:: Set problem ::
In the material below, find every line with "watching" and pull it out.

:: Dataset rows ::
:::::
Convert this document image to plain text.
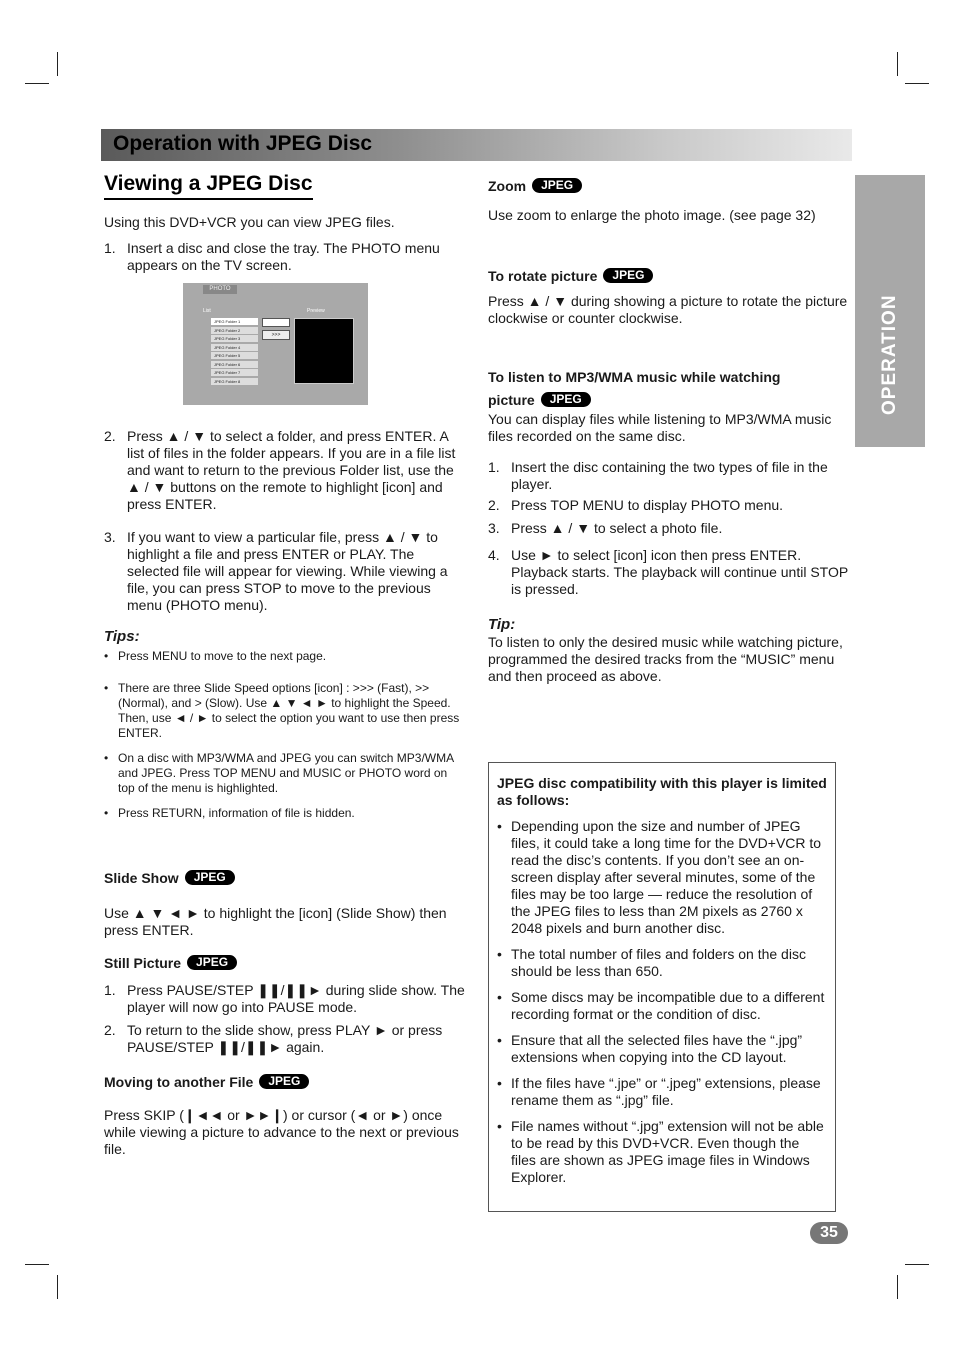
Operation with JPEG Disc
OPERATION
Viewing a JPEG Disc
Using this DVD+VCR you can view JPEG files.
1. Insert a disc and close the tray. The PHOTO menu appears on the TV screen.
PHOTO
List	Preview
JPEG Folder 1
JPEG Folder 2
JPEG Folder 3
JPEG Folder 4
JPEG Folder 5
JPEG Folder 6
JPEG Folder 7
JPEG Folder 8
>>>
2. Press ▲ / ▼ to select a folder, and press ENTER. A list of files in the folder appears. If you are in a file list and want to return to the previous Folder list, use the ▲ / ▼ buttons on the remote to highlight [icon] and press ENTER.
3. If you want to view a particular file, press ▲ / ▼ to highlight a file and press ENTER or PLAY. The selected file will appear for viewing. While viewing a file, you can press STOP to move to the previous menu (PHOTO menu).
Tips:
• Press MENU to move to the next page.
• There are three Slide Speed options [icon] : >>> (Fast), >> (Normal), and > (Slow). Use ▲ ▼ ◄ ► to highlight the Speed. Then, use ◄ / ► to select the option you want to use then press ENTER.
• On a disc with MP3/WMA and JPEG you can switch MP3/WMA and JPEG. Press TOP MENU and MUSIC or PHOTO word on top of the menu is highlighted.
• Press RETURN, information of file is hidden.
Slide Show JPEG
Use ▲ ▼ ◄ ► to highlight the [icon] (Slide Show) then press ENTER.
Still Picture JPEG
1. Press PAUSE/STEP ❚❚/❚❚► during slide show. The player will now go into PAUSE mode.
2. To return to the slide show, press PLAY ► or press PAUSE/STEP ❚❚/❚❚► again.
Moving to another File JPEG
Press SKIP (❙◄◄ or ►►❙) or cursor (◄ or ►) once while viewing a picture to advance to the next or previous file.
Zoom JPEG
Use zoom to enlarge the photo image. (see page 32)
To rotate picture JPEG
Press ▲ / ▼ during showing a picture to rotate the picture clockwise or counter clockwise.
To listen to MP3/WMA music while watching
picture JPEG
You can display files while listening to MP3/WMA music files recorded on the same disc.
1. Insert the disc containing the two types of file in the player.
2. Press TOP MENU to display PHOTO menu.
3. Press ▲ / ▼ to select a photo file.
4. Use ► to select [icon] icon then press ENTER. Playback starts. The playback will continue until STOP is pressed.
Tip:
To listen to only the desired music while watching picture, programmed the desired tracks from the “MUSIC” menu and then proceed as above.
JPEG disc compatibility with this player is limited as follows:
• Depending upon the size and number of JPEG files, it could take a long time for the DVD+VCR to read the disc’s contents. If you don’t see an on-screen display after several minutes, some of the files may be too large — reduce the resolution of the JPEG files to less than 2M pixels as 2760 x 2048 pixels and burn another disc.
• The total number of files and folders on the disc should be less than 650.
• Some discs may be incompatible due to a different recording format or the condition of disc.
• Ensure that all the selected files have the “.jpg” extensions when copying into the CD layout.
• If the files have “.jpe” or “.jpeg” extensions, please rename them as “.jpg” file.
• File names without “.jpg” extension will not be able to be read by this DVD+VCR. Even though the files are shown as JPEG image files in Windows Explorer.
35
:::::
:: Output for this task ::
To listen to MP3/WMA music while watching
To listen to only the desired music while watching picture, programmed the desired tracks from the “MUSIC” menu and then proceed as above.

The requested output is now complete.